_Raw records_

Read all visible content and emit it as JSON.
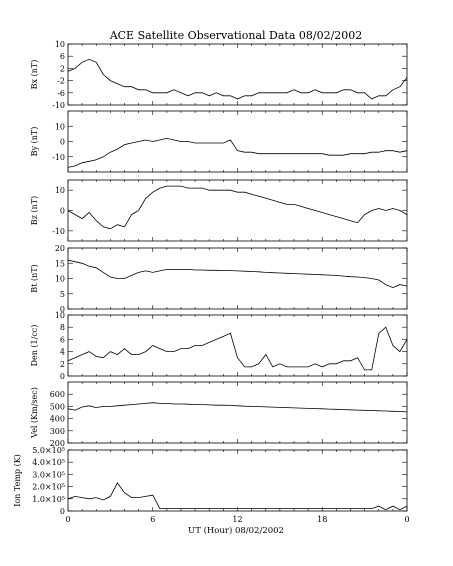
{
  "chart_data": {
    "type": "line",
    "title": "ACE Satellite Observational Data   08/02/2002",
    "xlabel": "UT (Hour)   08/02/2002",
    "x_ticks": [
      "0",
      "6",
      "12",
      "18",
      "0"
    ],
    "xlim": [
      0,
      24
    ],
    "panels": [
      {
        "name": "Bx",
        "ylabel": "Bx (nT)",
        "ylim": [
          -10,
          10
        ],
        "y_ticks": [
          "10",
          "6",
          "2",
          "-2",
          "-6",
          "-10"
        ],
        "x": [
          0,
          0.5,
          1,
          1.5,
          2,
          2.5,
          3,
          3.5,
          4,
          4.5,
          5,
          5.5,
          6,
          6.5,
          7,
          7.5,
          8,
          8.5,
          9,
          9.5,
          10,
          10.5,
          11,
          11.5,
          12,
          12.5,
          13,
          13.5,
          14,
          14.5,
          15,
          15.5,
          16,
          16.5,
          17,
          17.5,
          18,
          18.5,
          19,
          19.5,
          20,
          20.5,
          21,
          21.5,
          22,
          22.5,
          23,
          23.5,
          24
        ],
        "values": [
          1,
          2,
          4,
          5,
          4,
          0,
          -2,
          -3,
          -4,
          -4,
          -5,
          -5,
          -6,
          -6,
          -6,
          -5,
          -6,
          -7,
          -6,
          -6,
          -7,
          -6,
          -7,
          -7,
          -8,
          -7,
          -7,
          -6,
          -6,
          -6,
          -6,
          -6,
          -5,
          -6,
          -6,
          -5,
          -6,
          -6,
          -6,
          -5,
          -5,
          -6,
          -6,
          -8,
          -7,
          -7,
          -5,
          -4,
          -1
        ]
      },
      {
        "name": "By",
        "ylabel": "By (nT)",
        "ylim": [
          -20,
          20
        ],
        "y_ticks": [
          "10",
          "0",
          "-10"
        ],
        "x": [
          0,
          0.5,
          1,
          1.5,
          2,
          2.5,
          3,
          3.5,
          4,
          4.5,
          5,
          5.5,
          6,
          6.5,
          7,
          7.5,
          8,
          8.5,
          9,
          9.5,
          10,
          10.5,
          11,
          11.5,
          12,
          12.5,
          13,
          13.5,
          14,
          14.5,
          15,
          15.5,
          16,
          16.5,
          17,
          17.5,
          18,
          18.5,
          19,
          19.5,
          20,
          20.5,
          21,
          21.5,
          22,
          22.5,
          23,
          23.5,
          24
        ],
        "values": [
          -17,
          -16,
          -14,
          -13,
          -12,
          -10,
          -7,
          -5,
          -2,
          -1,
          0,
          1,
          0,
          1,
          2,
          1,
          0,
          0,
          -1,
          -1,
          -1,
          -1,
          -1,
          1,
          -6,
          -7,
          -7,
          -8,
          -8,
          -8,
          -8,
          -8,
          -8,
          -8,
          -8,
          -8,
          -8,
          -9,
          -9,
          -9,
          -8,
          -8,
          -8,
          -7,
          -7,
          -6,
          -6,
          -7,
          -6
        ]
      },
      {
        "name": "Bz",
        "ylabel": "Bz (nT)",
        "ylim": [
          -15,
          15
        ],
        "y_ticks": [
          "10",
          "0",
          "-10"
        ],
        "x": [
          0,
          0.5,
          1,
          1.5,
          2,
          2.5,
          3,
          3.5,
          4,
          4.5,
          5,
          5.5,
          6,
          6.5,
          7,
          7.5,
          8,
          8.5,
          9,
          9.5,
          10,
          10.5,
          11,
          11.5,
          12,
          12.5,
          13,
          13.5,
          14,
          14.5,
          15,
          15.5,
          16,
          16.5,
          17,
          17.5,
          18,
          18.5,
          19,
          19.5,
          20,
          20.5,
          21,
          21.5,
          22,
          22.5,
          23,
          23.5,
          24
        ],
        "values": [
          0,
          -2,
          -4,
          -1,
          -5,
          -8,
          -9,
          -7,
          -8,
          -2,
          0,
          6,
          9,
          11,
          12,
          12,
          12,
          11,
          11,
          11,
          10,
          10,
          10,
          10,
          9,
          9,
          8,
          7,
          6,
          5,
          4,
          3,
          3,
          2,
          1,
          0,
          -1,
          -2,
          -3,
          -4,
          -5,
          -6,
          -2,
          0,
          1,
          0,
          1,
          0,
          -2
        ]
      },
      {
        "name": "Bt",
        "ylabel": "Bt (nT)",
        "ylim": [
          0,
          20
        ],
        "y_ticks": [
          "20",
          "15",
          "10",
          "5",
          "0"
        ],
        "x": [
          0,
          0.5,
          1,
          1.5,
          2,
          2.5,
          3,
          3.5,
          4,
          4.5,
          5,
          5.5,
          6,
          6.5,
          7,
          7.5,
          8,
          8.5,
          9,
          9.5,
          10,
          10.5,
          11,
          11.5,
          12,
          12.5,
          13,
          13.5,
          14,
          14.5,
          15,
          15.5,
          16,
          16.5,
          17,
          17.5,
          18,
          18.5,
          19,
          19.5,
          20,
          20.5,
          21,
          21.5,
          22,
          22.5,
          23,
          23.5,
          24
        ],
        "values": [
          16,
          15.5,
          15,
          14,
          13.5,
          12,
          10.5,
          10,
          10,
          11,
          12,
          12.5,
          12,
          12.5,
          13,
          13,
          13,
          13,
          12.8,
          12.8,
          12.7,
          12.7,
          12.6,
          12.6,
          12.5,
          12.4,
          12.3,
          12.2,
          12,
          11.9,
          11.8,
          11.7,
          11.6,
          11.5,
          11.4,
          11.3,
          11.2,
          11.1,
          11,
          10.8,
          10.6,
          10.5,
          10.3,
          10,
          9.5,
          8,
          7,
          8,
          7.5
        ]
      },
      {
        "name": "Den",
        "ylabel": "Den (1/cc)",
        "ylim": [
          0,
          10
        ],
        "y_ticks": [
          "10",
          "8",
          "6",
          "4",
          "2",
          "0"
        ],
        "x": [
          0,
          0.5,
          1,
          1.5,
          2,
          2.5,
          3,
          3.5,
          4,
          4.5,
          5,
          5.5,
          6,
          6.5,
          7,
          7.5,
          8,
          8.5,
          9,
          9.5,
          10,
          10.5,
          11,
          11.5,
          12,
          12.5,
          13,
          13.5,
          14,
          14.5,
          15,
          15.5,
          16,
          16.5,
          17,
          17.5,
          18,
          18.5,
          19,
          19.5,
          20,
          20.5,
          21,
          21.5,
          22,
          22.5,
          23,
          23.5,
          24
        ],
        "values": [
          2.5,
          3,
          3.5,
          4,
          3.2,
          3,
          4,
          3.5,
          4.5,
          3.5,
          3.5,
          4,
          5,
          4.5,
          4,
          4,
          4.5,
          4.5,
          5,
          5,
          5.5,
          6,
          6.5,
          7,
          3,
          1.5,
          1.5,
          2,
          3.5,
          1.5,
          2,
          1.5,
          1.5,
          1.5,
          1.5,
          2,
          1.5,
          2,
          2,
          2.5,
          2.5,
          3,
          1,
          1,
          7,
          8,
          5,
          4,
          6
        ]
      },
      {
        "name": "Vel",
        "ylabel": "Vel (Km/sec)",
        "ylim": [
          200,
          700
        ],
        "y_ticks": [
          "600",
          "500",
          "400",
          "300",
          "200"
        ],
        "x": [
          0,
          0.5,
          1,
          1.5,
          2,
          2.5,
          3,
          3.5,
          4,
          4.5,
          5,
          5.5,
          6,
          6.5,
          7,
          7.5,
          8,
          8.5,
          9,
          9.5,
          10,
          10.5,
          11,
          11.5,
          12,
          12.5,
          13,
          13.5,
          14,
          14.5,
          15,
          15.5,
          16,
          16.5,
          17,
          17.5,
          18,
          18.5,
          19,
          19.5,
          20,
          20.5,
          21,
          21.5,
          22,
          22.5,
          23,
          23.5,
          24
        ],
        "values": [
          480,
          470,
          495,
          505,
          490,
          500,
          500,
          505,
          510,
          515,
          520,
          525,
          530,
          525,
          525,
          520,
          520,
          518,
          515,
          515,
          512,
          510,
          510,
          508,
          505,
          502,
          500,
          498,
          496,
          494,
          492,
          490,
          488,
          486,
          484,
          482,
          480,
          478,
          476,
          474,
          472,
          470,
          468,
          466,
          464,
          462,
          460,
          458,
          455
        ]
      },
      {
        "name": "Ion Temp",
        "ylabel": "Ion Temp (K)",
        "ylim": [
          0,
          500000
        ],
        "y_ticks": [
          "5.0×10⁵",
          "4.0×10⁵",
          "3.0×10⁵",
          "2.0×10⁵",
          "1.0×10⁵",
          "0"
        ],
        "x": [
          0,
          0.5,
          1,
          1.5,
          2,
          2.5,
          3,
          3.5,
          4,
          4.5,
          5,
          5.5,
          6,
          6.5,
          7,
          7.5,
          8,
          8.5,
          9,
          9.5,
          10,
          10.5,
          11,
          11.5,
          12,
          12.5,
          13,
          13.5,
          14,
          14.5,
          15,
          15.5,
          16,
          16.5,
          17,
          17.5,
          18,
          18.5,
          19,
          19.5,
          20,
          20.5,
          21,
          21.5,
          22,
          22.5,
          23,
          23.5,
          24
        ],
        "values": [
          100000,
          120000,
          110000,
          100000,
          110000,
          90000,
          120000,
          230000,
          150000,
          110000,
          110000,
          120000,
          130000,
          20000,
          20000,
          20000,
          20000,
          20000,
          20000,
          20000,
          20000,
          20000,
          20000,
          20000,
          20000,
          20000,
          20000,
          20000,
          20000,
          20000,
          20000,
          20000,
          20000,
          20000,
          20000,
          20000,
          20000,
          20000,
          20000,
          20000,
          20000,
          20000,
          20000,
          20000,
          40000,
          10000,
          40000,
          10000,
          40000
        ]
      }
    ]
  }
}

_Exercise instructions_
Find the word "name" in the entries above and gather every line that holds it.

_Written solution_
        "name": "Bx",
        "name": "By",
        "name": "Bz",
        "name": "Bt",
        "name": "Den",
        "name": "Vel",
        "name": "Ion Temp",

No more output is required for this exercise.